--- Start of AVAILABLE DATA ---
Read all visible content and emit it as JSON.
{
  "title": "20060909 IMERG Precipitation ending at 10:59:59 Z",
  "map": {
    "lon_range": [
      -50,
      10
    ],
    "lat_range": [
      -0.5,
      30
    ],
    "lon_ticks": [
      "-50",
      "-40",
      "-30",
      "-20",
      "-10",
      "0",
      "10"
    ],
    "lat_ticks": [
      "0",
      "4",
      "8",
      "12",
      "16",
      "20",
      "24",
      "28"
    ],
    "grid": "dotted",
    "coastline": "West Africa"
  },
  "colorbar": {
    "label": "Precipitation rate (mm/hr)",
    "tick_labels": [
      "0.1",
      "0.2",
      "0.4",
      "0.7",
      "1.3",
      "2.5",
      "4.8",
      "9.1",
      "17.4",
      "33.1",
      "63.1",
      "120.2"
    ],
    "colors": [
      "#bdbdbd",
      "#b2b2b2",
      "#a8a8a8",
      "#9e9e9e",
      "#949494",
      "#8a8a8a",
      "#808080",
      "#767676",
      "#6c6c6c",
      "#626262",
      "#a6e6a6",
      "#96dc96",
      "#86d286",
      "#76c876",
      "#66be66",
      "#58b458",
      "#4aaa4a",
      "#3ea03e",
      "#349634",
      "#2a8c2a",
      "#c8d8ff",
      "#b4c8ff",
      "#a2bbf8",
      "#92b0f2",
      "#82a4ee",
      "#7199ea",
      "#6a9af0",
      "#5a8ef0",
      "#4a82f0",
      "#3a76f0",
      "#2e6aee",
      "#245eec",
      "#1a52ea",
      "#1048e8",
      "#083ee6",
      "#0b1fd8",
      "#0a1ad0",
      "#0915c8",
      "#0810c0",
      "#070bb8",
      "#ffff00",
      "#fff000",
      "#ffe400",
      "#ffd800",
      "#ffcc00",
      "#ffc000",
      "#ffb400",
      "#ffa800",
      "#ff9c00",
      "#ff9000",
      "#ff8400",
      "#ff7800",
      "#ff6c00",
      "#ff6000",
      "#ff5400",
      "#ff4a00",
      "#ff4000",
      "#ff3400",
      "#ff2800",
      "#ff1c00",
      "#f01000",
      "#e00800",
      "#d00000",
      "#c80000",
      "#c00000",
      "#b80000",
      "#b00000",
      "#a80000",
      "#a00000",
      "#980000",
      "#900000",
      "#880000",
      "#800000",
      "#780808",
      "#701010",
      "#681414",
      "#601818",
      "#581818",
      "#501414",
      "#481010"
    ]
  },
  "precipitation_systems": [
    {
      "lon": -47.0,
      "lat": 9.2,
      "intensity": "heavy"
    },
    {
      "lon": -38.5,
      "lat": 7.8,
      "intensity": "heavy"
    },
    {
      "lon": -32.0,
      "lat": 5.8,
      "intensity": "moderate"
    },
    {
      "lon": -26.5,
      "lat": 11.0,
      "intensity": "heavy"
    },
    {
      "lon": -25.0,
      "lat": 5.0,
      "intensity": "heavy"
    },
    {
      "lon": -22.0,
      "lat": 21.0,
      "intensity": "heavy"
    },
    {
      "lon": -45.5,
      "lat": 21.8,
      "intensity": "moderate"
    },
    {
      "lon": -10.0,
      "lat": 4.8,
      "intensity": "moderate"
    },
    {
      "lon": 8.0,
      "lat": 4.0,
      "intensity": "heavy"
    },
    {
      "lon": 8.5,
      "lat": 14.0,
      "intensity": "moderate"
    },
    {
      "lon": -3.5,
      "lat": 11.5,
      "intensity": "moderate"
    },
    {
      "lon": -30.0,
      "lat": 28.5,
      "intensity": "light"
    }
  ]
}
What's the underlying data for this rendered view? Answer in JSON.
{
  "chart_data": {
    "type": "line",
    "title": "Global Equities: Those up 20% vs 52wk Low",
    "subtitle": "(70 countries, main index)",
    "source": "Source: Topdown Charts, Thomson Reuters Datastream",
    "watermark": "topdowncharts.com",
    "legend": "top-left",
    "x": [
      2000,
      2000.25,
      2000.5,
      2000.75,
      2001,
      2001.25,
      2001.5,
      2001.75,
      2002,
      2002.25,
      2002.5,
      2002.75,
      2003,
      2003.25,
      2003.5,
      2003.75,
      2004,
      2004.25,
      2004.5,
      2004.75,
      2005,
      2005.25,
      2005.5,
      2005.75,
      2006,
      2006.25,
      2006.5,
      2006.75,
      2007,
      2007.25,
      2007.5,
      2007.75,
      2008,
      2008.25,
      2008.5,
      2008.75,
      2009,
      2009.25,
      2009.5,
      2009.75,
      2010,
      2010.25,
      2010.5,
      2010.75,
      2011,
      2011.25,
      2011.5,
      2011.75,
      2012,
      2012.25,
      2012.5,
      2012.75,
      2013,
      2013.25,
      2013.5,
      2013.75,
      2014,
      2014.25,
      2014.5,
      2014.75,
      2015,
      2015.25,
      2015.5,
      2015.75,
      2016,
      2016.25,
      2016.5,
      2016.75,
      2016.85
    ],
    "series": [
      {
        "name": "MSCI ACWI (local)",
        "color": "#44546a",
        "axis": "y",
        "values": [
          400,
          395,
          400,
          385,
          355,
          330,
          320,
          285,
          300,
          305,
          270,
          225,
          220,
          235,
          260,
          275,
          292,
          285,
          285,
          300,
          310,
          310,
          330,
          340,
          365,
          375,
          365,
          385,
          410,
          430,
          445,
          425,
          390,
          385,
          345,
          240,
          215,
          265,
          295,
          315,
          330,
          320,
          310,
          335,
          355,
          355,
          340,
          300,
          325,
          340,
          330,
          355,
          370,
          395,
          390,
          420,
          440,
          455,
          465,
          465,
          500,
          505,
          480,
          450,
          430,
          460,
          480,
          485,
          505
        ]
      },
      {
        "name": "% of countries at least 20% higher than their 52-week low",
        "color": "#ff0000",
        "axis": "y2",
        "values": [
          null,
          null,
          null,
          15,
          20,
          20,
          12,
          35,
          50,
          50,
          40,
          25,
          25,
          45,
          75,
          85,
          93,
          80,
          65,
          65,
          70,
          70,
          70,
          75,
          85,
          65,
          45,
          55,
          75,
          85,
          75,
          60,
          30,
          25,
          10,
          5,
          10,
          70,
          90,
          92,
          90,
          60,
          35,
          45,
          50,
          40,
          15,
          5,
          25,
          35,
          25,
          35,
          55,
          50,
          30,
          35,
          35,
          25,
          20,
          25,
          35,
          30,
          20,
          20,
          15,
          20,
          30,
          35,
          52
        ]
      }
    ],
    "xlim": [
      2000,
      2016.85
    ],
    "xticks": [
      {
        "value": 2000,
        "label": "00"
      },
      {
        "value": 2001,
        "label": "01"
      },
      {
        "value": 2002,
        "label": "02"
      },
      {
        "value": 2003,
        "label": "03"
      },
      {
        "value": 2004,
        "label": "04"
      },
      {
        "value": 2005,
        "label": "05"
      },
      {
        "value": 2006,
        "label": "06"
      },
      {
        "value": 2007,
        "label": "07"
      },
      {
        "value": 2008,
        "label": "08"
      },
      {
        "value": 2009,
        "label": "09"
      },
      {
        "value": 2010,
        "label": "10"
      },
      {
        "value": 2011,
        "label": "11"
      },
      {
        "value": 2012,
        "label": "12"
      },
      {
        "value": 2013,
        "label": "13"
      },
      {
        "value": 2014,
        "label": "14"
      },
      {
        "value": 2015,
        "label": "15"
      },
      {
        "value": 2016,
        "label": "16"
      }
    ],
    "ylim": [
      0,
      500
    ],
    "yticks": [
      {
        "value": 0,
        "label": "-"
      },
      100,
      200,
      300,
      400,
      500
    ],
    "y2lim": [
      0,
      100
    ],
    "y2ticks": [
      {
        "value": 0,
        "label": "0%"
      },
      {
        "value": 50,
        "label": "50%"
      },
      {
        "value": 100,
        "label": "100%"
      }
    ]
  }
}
--- End of AVAILABLE DATA ---
§ GIVEN EXERCISE
Pull every line containing the word "name" out of the entries above.

§ COMPLETE RESPONSE
        "name": "MSCI ACWI (local)",
        "name": "% of countries at least 20% higher than their 52-week low",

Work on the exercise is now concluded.